(Stored items)
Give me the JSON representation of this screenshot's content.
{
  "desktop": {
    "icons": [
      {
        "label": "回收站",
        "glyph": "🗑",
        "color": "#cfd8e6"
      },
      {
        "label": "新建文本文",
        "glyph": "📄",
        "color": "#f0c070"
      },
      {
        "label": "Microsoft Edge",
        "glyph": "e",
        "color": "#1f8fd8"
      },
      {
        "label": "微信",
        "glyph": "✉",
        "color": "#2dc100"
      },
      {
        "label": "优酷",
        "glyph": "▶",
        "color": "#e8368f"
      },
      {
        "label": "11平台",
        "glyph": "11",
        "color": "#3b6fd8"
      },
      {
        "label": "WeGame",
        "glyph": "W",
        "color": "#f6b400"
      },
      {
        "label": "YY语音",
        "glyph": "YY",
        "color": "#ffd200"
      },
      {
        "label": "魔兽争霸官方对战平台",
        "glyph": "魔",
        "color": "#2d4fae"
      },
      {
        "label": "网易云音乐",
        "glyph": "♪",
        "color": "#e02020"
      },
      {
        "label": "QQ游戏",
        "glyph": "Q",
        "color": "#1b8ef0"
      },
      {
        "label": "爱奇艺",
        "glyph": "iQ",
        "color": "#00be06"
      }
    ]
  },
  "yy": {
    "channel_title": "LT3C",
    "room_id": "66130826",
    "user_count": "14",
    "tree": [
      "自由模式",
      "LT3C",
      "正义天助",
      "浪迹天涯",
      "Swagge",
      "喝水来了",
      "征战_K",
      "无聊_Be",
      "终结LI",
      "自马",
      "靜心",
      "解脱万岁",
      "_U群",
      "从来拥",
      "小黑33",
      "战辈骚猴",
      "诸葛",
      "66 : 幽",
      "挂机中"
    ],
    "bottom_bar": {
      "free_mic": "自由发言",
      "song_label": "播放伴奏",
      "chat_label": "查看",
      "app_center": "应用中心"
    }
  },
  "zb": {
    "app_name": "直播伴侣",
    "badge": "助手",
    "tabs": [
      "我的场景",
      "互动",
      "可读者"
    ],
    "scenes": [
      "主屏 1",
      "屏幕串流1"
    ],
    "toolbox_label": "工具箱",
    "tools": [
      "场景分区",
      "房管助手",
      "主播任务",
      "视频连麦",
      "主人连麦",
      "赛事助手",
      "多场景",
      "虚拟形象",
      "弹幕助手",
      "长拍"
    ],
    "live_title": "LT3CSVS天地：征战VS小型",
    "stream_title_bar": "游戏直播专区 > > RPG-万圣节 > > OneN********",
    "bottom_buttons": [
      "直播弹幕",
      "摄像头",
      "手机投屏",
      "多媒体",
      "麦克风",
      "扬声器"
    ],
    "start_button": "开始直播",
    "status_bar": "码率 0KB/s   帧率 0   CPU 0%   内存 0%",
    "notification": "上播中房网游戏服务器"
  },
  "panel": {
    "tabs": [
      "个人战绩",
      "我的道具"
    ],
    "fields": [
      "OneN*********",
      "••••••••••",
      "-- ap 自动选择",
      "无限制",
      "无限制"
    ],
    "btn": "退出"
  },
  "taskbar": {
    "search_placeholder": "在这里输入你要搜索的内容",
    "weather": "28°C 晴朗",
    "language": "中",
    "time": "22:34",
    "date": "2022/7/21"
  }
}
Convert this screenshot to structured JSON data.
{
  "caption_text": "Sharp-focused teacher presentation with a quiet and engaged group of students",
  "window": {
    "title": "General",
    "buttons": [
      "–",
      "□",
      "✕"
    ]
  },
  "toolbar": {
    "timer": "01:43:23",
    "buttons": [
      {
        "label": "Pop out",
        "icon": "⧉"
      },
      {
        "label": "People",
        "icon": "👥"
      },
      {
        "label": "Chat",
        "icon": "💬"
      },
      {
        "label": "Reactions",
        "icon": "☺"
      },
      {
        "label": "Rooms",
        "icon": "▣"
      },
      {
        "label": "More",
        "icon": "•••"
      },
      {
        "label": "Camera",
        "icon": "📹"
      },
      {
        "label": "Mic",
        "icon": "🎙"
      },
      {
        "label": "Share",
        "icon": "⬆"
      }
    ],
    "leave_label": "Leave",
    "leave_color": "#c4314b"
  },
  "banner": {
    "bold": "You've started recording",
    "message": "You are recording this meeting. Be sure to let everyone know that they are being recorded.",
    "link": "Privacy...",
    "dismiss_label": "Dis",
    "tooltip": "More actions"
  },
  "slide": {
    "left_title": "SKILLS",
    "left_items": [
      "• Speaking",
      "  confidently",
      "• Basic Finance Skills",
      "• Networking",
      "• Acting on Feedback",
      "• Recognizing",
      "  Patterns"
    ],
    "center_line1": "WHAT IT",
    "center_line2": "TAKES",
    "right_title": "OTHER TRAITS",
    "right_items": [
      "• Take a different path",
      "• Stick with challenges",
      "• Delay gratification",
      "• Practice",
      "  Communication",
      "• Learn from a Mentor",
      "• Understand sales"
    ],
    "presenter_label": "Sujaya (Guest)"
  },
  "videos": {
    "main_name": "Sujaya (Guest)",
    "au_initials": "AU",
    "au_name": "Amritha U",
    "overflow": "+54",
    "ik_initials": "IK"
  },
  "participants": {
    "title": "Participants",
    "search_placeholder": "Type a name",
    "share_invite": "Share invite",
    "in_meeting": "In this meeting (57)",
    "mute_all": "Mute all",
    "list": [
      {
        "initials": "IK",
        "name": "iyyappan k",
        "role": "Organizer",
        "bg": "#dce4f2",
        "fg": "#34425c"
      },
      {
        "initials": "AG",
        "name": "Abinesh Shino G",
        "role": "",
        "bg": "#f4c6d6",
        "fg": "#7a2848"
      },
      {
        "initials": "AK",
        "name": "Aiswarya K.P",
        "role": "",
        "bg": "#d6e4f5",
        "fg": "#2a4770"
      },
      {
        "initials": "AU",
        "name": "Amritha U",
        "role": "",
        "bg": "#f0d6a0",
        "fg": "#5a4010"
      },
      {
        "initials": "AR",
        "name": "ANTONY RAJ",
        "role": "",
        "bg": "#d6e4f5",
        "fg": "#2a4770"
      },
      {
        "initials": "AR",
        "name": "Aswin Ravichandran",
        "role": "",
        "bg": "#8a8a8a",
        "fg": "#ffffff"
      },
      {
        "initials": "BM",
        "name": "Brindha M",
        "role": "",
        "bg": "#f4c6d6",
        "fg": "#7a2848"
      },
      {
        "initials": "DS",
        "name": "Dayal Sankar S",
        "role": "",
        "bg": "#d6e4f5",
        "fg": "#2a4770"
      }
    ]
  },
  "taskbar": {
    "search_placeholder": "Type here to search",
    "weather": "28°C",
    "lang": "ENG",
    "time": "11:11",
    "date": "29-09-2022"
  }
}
* * *
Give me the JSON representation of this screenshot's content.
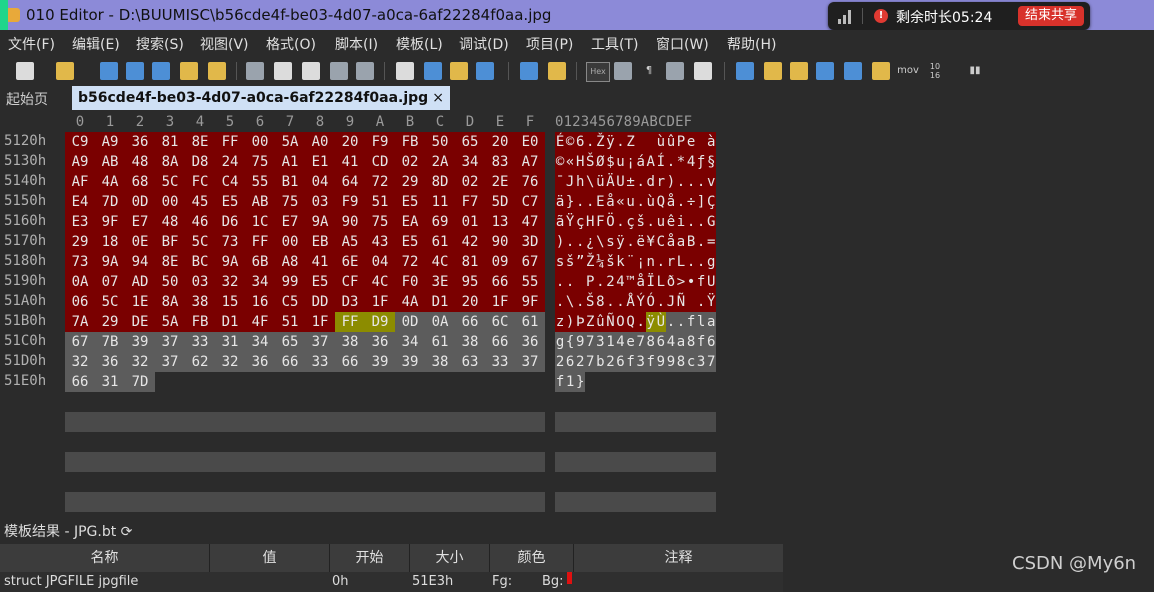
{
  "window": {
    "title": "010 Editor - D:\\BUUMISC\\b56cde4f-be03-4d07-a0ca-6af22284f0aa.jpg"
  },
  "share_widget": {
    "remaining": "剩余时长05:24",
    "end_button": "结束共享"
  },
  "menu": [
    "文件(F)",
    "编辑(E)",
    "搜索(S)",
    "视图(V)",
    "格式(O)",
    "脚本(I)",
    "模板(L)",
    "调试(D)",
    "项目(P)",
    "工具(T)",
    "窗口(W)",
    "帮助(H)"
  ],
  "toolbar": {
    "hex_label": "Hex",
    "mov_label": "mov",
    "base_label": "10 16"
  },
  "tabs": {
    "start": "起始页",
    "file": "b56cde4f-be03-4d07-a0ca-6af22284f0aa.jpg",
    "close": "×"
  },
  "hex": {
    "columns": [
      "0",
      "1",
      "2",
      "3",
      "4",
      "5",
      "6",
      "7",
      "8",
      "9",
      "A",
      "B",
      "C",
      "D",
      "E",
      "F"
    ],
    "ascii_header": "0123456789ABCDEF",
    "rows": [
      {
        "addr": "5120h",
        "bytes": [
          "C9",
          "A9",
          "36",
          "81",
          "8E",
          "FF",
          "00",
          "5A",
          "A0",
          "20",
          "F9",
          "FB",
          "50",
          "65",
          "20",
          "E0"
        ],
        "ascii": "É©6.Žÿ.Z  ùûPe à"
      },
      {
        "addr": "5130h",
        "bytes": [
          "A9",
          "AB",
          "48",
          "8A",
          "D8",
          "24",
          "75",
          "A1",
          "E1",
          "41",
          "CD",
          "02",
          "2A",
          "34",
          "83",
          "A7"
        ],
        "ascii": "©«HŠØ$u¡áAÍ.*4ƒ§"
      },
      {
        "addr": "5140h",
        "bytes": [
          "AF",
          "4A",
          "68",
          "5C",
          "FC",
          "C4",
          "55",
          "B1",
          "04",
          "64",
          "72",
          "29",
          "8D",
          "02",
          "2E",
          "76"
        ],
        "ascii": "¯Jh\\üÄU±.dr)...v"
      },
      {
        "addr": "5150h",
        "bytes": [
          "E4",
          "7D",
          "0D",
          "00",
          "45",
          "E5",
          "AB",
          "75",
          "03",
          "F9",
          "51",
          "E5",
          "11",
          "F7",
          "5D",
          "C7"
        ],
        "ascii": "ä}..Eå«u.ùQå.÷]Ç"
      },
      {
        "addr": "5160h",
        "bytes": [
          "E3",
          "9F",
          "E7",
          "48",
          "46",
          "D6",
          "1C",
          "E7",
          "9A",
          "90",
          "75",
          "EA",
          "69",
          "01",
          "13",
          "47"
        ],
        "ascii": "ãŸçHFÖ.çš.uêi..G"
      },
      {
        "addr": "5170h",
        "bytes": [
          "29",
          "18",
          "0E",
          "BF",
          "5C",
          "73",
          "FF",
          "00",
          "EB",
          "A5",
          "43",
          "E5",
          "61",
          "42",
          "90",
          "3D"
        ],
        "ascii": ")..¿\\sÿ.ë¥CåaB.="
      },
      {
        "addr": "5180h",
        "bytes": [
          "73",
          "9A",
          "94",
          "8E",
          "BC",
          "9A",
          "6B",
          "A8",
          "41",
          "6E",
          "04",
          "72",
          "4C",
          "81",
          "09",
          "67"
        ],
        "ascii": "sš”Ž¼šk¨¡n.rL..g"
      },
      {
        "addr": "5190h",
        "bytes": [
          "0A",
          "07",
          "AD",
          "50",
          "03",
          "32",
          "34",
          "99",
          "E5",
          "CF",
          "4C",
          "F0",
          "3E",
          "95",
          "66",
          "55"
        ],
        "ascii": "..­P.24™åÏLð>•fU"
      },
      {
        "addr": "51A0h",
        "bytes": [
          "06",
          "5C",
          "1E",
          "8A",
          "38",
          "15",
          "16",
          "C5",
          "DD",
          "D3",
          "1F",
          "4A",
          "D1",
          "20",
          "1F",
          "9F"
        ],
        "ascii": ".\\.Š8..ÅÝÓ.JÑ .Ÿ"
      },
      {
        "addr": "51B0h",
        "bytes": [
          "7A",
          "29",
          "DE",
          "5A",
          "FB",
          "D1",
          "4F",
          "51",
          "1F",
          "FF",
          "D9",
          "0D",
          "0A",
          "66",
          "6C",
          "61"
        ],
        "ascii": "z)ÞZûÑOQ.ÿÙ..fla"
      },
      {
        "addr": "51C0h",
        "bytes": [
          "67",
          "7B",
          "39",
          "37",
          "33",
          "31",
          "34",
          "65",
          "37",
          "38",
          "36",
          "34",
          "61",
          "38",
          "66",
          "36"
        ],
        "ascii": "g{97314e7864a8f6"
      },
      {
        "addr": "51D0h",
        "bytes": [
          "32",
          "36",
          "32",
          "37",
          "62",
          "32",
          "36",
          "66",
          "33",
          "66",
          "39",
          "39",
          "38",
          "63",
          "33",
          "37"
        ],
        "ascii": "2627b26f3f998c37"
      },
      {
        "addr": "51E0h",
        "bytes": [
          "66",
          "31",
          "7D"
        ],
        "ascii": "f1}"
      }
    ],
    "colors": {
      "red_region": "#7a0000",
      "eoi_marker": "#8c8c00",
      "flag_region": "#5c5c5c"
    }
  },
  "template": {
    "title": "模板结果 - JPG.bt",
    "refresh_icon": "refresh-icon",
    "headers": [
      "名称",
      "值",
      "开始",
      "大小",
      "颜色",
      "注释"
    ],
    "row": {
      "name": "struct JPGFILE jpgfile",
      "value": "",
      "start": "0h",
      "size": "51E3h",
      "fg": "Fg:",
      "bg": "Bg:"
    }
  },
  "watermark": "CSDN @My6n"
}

*WHAT TO DO:*
From the data, pick out every line that includes "glyph".

*ANSWER TO THIS PROBLEM:*
        "glyph": "🗑",
        "glyph": "📄",
        "glyph": "e",
        "glyph": "✉",
        "glyph": "▶",
        "glyph": "11",
        "glyph": "W",
        "glyph": "YY",
        "glyph": "魔",
        "glyph": "♪",
        "glyph": "Q",
        "glyph": "iQ",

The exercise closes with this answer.